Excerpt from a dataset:
********************

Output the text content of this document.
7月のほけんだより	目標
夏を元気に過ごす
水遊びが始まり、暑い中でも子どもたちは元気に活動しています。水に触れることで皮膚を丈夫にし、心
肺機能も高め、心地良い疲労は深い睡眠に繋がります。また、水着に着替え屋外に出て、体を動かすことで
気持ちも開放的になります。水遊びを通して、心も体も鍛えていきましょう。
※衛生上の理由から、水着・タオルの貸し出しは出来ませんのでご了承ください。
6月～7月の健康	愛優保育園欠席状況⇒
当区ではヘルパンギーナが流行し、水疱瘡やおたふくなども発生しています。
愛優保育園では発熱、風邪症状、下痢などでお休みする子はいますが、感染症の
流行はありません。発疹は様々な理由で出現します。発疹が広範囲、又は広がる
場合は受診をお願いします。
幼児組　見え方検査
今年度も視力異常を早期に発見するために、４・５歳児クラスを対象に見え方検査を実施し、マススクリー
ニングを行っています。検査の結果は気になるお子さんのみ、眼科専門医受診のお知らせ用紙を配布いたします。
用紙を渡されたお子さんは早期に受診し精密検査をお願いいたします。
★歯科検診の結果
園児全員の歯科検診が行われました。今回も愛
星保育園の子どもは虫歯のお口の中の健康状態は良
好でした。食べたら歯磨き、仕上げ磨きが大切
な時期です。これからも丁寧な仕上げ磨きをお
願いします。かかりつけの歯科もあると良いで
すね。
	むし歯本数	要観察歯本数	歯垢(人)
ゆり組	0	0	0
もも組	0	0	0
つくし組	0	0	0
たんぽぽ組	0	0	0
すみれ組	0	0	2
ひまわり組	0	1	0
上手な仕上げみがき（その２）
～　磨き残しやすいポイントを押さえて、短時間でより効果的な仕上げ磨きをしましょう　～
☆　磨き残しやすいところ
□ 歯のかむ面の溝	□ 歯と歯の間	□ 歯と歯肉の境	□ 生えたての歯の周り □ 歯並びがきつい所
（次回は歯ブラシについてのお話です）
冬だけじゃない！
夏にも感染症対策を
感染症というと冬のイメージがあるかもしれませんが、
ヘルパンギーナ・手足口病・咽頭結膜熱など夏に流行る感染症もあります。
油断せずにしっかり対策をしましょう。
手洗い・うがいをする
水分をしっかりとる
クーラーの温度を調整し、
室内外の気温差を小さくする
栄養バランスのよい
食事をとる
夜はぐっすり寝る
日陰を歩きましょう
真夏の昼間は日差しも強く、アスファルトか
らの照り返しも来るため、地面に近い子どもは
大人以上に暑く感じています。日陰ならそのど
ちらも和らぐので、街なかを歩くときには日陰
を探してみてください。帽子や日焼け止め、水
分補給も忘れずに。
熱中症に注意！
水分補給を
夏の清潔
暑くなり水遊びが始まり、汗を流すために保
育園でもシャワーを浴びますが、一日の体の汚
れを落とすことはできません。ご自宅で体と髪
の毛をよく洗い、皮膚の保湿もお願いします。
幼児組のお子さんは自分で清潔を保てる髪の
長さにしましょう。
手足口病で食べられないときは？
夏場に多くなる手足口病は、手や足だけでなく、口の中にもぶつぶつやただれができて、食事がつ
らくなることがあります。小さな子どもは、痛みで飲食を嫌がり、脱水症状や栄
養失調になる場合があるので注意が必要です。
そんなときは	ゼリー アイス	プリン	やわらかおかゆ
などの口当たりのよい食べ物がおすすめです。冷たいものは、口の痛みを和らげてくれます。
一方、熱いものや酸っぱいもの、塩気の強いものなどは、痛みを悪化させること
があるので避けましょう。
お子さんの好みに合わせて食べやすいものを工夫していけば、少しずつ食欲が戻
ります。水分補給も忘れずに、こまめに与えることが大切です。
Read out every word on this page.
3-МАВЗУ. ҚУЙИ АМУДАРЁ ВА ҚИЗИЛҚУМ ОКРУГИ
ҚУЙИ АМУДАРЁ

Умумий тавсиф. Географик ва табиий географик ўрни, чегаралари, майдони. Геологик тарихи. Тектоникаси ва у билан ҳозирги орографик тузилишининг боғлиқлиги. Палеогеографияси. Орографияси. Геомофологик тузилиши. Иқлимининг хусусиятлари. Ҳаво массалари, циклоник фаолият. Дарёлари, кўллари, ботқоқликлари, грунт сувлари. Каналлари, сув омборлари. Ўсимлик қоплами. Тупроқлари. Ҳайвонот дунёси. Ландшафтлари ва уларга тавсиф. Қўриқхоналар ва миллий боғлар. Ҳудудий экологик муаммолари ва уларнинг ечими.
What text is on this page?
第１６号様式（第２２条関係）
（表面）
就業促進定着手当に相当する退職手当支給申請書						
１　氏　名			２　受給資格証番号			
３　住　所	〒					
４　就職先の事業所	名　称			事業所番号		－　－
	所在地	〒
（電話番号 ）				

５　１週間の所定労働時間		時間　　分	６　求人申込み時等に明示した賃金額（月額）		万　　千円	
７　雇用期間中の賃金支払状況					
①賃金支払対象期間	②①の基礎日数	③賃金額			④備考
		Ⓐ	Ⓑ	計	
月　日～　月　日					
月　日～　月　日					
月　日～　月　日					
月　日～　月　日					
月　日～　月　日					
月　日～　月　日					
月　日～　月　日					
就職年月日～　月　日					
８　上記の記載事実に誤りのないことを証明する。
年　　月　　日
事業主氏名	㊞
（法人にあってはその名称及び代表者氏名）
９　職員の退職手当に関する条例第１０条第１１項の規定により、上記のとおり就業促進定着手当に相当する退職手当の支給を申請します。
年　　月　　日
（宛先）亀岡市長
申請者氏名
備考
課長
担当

********************

### What you will do
Give again only the lines starting at the one that contains "Read out every word on this page." and running to the end of the data.

### Worked answer
Read out every word on this page.
3-МАВЗУ. ҚУЙИ АМУДАРЁ ВА ҚИЗИЛҚУМ ОКРУГИ
ҚУЙИ АМУДАРЁ

Умумий тавсиф. Географик ва табиий географик ўрни, чегаралари, майдони. Геологик тарихи. Тектоникаси ва у билан ҳозирги орографик тузилишининг боғлиқлиги. Палеогеографияси. Орографияси. Геомофологик тузилиши. Иқлимининг хусусиятлари. Ҳаво массалари, циклоник фаолият. Дарёлари, кўллари, ботқоқликлари, грунт сувлари. Каналлари, сув омборлари. Ўсимлик қоплами. Тупроқлари. Ҳайвонот дунёси. Ландшафтлари ва уларга тавсиф. Қўриқхоналар ва миллий боғлар. Ҳудудий экологик муаммолари ва уларнинг ечими.
What text is on this page?
第１６号様式（第２２条関係）
（表面）
就業促進定着手当に相当する退職手当支給申請書						
１　氏　名			２　受給資格証番号			
３　住　所	〒					
４　就職先の事業所	名　称			事業所番号		－　－
	所在地	〒
（電話番号 ）				

５　１週間の所定労働時間		時間　　分	６　求人申込み時等に明示した賃金額（月額）		万　　千円	
７　雇用期間中の賃金支払状況					
①賃金支払対象期間	②①の基礎日数	③賃金額			④備考
		Ⓐ	Ⓑ	計	
月　日～　月　日					
月　日～　月　日					
月　日～　月　日					
月　日～　月　日					
月　日～　月　日					
月　日～　月　日					
月　日～　月　日					
就職年月日～　月　日					
８　上記の記載事実に誤りのないことを証明する。
年　　月　　日
事業主氏名	㊞
（法人にあってはその名称及び代表者氏名）
９　職員の退職手当に関する条例第１０条第１１項の規定により、上記のとおり就業促進定着手当に相当する退職手当の支給を申請します。
年　　月　　日
（宛先）亀岡市長
申請者氏名
備考
課長
担当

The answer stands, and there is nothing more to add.